Exercise description
Provide an exact transcription of all the records.

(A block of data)

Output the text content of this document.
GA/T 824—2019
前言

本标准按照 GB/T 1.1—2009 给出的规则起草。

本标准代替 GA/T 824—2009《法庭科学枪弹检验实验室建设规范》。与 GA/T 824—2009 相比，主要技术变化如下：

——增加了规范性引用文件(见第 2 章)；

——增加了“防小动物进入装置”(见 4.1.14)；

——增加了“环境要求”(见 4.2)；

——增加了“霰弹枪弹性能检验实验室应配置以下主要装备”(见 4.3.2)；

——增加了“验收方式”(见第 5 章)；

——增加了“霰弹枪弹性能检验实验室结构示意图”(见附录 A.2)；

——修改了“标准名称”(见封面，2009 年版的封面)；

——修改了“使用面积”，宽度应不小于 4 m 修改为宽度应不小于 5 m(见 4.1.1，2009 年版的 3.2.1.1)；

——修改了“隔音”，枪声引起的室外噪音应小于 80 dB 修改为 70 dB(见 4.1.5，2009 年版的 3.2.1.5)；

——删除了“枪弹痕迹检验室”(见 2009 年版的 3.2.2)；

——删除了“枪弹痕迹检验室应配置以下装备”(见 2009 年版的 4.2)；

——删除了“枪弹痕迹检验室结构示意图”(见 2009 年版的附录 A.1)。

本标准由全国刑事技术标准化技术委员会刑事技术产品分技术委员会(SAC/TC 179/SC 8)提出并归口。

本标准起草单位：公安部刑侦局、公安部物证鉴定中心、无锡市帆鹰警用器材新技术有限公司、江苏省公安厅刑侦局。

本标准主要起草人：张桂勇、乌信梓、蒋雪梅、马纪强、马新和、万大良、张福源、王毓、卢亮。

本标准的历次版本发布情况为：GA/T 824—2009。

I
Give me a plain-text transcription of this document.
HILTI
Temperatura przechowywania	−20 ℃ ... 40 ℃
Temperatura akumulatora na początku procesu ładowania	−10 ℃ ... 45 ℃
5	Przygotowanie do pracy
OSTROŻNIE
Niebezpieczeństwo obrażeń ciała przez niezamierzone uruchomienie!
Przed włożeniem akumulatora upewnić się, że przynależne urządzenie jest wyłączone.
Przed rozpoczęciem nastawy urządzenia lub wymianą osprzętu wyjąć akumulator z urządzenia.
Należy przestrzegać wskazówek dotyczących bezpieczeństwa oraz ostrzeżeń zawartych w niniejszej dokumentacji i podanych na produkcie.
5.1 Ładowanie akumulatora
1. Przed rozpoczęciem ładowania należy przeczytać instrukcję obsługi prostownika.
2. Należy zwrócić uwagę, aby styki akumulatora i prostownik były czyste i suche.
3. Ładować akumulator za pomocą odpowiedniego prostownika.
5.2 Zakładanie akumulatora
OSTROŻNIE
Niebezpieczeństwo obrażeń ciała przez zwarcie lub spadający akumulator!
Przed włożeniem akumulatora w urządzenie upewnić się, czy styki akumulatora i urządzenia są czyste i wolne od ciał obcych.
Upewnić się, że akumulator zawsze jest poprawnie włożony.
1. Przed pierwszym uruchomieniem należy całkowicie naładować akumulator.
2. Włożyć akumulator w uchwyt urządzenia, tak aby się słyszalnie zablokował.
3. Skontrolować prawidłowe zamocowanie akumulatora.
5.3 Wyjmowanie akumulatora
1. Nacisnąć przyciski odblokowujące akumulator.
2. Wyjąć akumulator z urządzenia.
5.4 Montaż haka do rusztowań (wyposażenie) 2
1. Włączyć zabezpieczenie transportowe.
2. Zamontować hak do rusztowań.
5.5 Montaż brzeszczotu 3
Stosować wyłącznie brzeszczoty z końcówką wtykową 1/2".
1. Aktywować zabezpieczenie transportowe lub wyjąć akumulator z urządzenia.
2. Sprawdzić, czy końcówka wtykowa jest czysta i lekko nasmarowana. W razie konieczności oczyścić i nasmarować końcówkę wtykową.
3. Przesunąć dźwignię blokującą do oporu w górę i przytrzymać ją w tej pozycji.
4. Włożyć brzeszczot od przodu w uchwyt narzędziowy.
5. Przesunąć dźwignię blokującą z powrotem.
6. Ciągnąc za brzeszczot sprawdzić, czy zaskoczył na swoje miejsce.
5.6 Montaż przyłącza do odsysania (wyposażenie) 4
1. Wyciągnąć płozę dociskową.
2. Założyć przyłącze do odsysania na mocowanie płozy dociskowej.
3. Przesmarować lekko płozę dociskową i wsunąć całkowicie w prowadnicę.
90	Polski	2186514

Complete answer
Output the text content of this document.
GA/T 824—2019
前言

本标准按照 GB/T 1.1—2009 给出的规则起草。

本标准代替 GA/T 824—2009《法庭科学枪弹检验实验室建设规范》。与 GA/T 824—2009 相比，主要技术变化如下：

——增加了规范性引用文件(见第 2 章)；

——增加了“防小动物进入装置”(见 4.1.14)；

——增加了“环境要求”(见 4.2)；

——增加了“霰弹枪弹性能检验实验室应配置以下主要装备”(见 4.3.2)；

——增加了“验收方式”(见第 5 章)；

——增加了“霰弹枪弹性能检验实验室结构示意图”(见附录 A.2)；

——修改了“标准名称”(见封面，2009 年版的封面)；

——修改了“使用面积”，宽度应不小于 4 m 修改为宽度应不小于 5 m(见 4.1.1，2009 年版的 3.2.1.1)；

——修改了“隔音”，枪声引起的室外噪音应小于 80 dB 修改为 70 dB(见 4.1.5，2009 年版的 3.2.1.5)；

——删除了“枪弹痕迹检验室”(见 2009 年版的 3.2.2)；

——删除了“枪弹痕迹检验室应配置以下装备”(见 2009 年版的 4.2)；

——删除了“枪弹痕迹检验室结构示意图”(见 2009 年版的附录 A.1)。

本标准由全国刑事技术标准化技术委员会刑事技术产品分技术委员会(SAC/TC 179/SC 8)提出并归口。

本标准起草单位：公安部刑侦局、公安部物证鉴定中心、无锡市帆鹰警用器材新技术有限公司、江苏省公安厅刑侦局。

本标准主要起草人：张桂勇、乌信梓、蒋雪梅、马纪强、马新和、万大良、张福源、王毓、卢亮。

本标准的历次版本发布情况为：GA/T 824—2009。

I
Give me a plain-text transcription of this document.
HILTI
Temperatura przechowywania	−20 ℃ ... 40 ℃
Temperatura akumulatora na początku procesu ładowania	−10 ℃ ... 45 ℃
5	Przygotowanie do pracy
OSTROŻNIE
Niebezpieczeństwo obrażeń ciała przez niezamierzone uruchomienie!
Przed włożeniem akumulatora upewnić się, że przynależne urządzenie jest wyłączone.
Przed rozpoczęciem nastawy urządzenia lub wymianą osprzętu wyjąć akumulator z urządzenia.
Należy przestrzegać wskazówek dotyczących bezpieczeństwa oraz ostrzeżeń zawartych w niniejszej dokumentacji i podanych na produkcie.
5.1 Ładowanie akumulatora
1. Przed rozpoczęciem ładowania należy przeczytać instrukcję obsługi prostownika.
2. Należy zwrócić uwagę, aby styki akumulatora i prostownik były czyste i suche.
3. Ładować akumulator za pomocą odpowiedniego prostownika.
5.2 Zakładanie akumulatora
OSTROŻNIE
Niebezpieczeństwo obrażeń ciała przez zwarcie lub spadający akumulator!
Przed włożeniem akumulatora w urządzenie upewnić się, czy styki akumulatora i urządzenia są czyste i wolne od ciał obcych.
Upewnić się, że akumulator zawsze jest poprawnie włożony.
1. Przed pierwszym uruchomieniem należy całkowicie naładować akumulator.
2. Włożyć akumulator w uchwyt urządzenia, tak aby się słyszalnie zablokował.
3. Skontrolować prawidłowe zamocowanie akumulatora.
5.3 Wyjmowanie akumulatora
1. Nacisnąć przyciski odblokowujące akumulator.
2. Wyjąć akumulator z urządzenia.
5.4 Montaż haka do rusztowań (wyposażenie) 2
1. Włączyć zabezpieczenie transportowe.
2. Zamontować hak do rusztowań.
5.5 Montaż brzeszczotu 3
Stosować wyłącznie brzeszczoty z końcówką wtykową 1/2".
1. Aktywować zabezpieczenie transportowe lub wyjąć akumulator z urządzenia.
2. Sprawdzić, czy końcówka wtykowa jest czysta i lekko nasmarowana. W razie konieczności oczyścić i nasmarować końcówkę wtykową.
3. Przesunąć dźwignię blokującą do oporu w górę i przytrzymać ją w tej pozycji.
4. Włożyć brzeszczot od przodu w uchwyt narzędziowy.
5. Przesunąć dźwignię blokującą z powrotem.
6. Ciągnąc za brzeszczot sprawdzić, czy zaskoczył na swoje miejsce.
5.6 Montaż przyłącza do odsysania (wyposażenie) 4
1. Wyciągnąć płozę dociskową.
2. Założyć przyłącze do odsysania na mocowanie płozy dociskowej.
3. Przesmarować lekko płozę dociskową i wsunąć całkowicie w prowadnicę.
90	Polski	2186514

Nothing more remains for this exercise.